◆ Given task
List every line below containing "travail".

[START OF Records to use]

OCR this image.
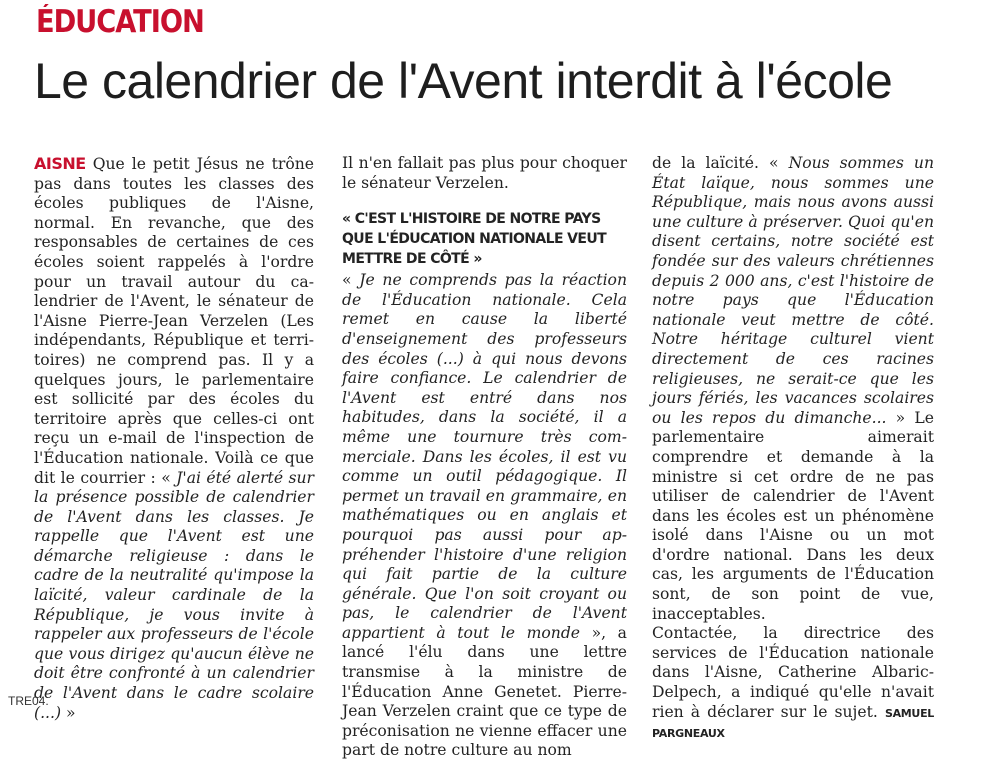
ÉDUCATION
Le calendrier de l'Avent interdit à l'école

AISNE Que le petit Jésus ne trône pas dans toutes les classes des écoles publiques de l'Aisne, normal. En revanche, que des responsables de certaines de ces écoles soient rappelés à l'ordre pour un travail autour du calendrier de l'Avent, le sénateur de l'Aisne Pierre-Jean Verzelen (Les indépendants, République et territoires) ne comprend pas. Il y a quelques jours, le parlementaire est sollicité par des écoles du territoire après que celles-ci ont reçu un e-mail de l'inspection de l'Éducation nationale. Voilà ce que dit le courrier : « J'ai été alerté sur la présence possible de calendrier de l'Avent dans les classes. Je rappelle que l'Avent est une démarche religieuse : dans le cadre de la neutralité qu'impose la laïcité, valeur cardinale de la République, je vous invite à rappeler aux professeurs de l'école que vous dirigez qu'aucun élève ne doit être confronté à un calendrier de l'Avent dans le cadre scolaire (...) »

Il n'en fallait pas plus pour choquer le sénateur Verzelen.

« C'EST L'HISTOIRE DE NOTRE PAYS QUE L'ÉDUCATION NATIONALE VEUT METTRE DE CÔTÉ »

« Je ne comprends pas la réaction de l'Éducation nationale. Cela remet en cause la liberté d'enseignement des professeurs des écoles (...) à qui nous devons faire confiance. Le calendrier de l'Avent est entré dans nos habitudes, dans la société, il a même une tournure très commerciale. Dans les écoles, il est vu comme un outil pédagogique. Il permet un travail en grammaire, en mathématiques ou en anglais et pourquoi pas aussi pour appréhender l'histoire d'une religion qui fait partie de la culture générale. Que l'on soit croyant ou pas, le calendrier de l'Avent appartient à tout le monde », a lancé l'élu dans une lettre transmise à la ministre de l'Éducation Anne Genetet. Pierre-Jean Verzelen craint que ce type de préconisation ne vienne effacer une part de notre culture au nom

de la laïcité. « Nous sommes un État laïque, nous sommes une République, mais nous avons aussi une culture à préserver. Quoi qu'en disent certains, notre société est fondée sur des valeurs chrétiennes depuis 2 000 ans, c'est l'histoire de notre pays que l'Éducation nationale veut mettre de côté. Notre héritage culturel vient directement de ces racines religieuses, ne serait-ce que les jours fériés, les vacances scolaires ou les repos du dimanche... » Le parlementaire aimerait comprendre et demande à la ministre si cet ordre de ne pas utiliser de calendrier de l'Avent dans les écoles est un phénomène isolé dans l'Aisne ou un mot d'ordre national. Dans les deux cas, les arguments de l'Éducation sont, de son point de vue, inacceptables.

Contactée, la directrice des services de l'Éducation nationale dans l'Aisne, Catherine Albaric-Delpech, a indiqué qu'elle n'avait rien à déclarer sur le sujet. SAMUEL PARGNEAUX

TRE04.
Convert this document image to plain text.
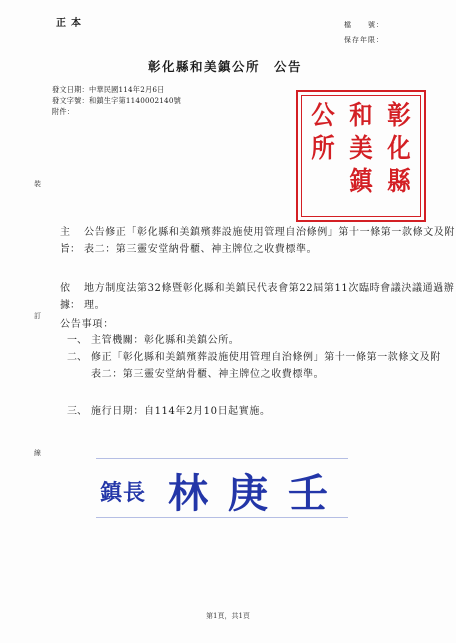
正本	檔　　號：
保存年限：
彰化縣和美鎮公所 公告
發文日期：中華民國114年2月6日
發文字號：和鎮生字第1140002140號
附件：	彰
化
縣
和
美
鎮
公
所
裝
訂
線
主旨：
公告修正「彰化縣和美鎮殯葬設施使用管理自治條例」第十一條第一款條文及附表二：第三靈安堂納骨櫃、神主牌位之收費標準。
依據：
地方制度法第32條暨彰化縣和美鎮民代表會第22屆第11次臨時會議決議通過辦理。
公告事項：
一、 主管機關：彰化縣和美鎮公所。
二、 修正「彰化縣和美鎮殯葬設施使用管理自治條例」第十一條第一款條文及附表二：第三靈安堂納骨櫃、神主牌位之收費標準。
三、 施行日期：自114年2月10日起實施。
鎮長 林庚壬
第1頁，共1頁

[END OF Records to use]

◆ Full output
AISNE Que le petit Jésus ne trône pas dans toutes les classes des écoles publiques de l'Aisne, normal. En revanche, que des responsables de certaines de ces écoles soient rappelés à l'ordre pour un travail autour du calendrier de l'Avent, le sénateur de l'Aisne Pierre-Jean Verzelen (Les indépendants, République et territoires) ne comprend pas. Il y a quelques jours, le parlementaire est sollicité par des écoles du territoire après que celles-ci ont reçu un e-mail de l'inspection de l'Éducation nationale. Voilà ce que dit le courrier : « J'ai été alerté sur la présence possible de calendrier de l'Avent dans les classes. Je rappelle que l'Avent est une démarche religieuse : dans le cadre de la neutralité qu'impose la laïcité, valeur cardinale de la République, je vous invite à rappeler aux professeurs de l'école que vous dirigez qu'aucun élève ne doit être confronté à un calendrier de l'Avent dans le cadre scolaire (...) »
« Je ne comprends pas la réaction de l'Éducation nationale. Cela remet en cause la liberté d'enseignement des professeurs des écoles (...) à qui nous devons faire confiance. Le calendrier de l'Avent est entré dans nos habitudes, dans la société, il a même une tournure très commerciale. Dans les écoles, il est vu comme un outil pédagogique. Il permet un travail en grammaire, en mathématiques ou en anglais et pourquoi pas aussi pour appréhender l'histoire d'une religion qui fait partie de la culture générale. Que l'on soit croyant ou pas, le calendrier de l'Avent appartient à tout le monde », a lancé l'élu dans une lettre transmise à la ministre de l'Éducation Anne Genetet. Pierre-Jean Verzelen craint que ce type de préconisation ne vienne effacer une part de notre culture au nom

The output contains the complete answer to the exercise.